Identify and copy all lines of the material where the string "this" is found.
— begin Raw records —
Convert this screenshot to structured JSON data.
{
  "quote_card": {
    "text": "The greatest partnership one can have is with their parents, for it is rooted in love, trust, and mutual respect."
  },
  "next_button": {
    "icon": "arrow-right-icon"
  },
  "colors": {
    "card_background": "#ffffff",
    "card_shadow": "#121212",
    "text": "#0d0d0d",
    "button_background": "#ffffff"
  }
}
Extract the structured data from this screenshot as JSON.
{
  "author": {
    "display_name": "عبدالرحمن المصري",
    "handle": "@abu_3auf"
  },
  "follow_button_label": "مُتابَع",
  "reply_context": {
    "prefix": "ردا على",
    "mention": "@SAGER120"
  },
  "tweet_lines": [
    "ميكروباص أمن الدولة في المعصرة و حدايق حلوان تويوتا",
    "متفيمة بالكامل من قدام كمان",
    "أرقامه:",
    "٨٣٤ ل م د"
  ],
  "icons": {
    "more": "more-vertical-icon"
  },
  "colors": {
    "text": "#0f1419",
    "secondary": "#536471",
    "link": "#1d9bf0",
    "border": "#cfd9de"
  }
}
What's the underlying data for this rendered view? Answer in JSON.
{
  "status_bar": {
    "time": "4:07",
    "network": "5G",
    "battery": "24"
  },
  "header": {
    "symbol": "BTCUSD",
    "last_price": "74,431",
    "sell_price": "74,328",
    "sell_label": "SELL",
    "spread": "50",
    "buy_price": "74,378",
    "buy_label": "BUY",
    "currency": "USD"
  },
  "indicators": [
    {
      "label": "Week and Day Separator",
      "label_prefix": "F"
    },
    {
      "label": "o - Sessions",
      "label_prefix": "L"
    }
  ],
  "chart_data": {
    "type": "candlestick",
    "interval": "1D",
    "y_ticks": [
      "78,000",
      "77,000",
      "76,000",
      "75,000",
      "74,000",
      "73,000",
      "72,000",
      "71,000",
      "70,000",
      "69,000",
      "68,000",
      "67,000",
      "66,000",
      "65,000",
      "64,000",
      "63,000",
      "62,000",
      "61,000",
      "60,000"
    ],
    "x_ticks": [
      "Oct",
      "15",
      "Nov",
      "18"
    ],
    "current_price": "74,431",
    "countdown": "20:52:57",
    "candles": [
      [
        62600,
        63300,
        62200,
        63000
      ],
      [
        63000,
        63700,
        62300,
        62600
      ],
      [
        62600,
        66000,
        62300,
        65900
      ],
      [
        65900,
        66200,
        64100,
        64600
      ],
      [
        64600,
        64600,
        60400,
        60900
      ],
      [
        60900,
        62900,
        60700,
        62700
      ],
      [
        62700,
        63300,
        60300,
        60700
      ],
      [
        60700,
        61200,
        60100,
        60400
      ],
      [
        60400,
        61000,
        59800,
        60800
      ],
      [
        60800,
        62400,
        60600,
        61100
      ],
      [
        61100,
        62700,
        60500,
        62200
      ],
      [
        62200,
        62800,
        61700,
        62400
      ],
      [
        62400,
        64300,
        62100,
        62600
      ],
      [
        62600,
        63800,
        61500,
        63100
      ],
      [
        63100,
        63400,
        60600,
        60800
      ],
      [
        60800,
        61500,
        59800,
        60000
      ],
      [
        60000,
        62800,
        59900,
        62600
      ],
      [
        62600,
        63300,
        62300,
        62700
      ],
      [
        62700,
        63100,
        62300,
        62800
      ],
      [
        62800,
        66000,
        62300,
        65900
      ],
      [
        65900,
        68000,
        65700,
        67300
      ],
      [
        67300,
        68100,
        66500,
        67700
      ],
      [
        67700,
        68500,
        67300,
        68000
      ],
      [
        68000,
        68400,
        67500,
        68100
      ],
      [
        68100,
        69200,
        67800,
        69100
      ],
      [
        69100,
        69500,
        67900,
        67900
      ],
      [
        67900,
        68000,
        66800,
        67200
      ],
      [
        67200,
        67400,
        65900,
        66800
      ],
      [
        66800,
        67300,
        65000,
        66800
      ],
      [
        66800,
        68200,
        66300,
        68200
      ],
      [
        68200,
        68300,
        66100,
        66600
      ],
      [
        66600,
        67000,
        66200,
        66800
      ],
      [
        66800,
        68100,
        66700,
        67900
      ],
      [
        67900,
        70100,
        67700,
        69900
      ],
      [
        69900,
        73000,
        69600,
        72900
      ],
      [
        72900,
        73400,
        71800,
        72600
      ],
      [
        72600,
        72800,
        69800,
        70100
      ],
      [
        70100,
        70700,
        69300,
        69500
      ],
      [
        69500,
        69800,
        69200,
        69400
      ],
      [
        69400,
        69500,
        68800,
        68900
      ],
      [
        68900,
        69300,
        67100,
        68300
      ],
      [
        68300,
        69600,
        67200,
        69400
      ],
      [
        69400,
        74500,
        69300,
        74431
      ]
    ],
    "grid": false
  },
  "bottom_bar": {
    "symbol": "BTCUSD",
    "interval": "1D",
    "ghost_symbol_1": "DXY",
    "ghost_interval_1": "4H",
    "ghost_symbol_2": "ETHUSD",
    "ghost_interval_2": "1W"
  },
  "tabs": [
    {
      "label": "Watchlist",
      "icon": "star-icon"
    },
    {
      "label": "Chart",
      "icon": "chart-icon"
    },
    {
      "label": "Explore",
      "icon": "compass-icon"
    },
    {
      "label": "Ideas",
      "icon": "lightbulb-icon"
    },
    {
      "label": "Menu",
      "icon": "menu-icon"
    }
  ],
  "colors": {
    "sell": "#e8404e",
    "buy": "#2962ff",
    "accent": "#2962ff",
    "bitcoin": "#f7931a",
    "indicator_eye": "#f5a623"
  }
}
— end Raw records —
**Result of the exercise:**
Convert this screenshot to structured JSON data.
Extract the structured data from this screenshot as JSON.
What's the underlying data for this rendered view? Answer in JSON.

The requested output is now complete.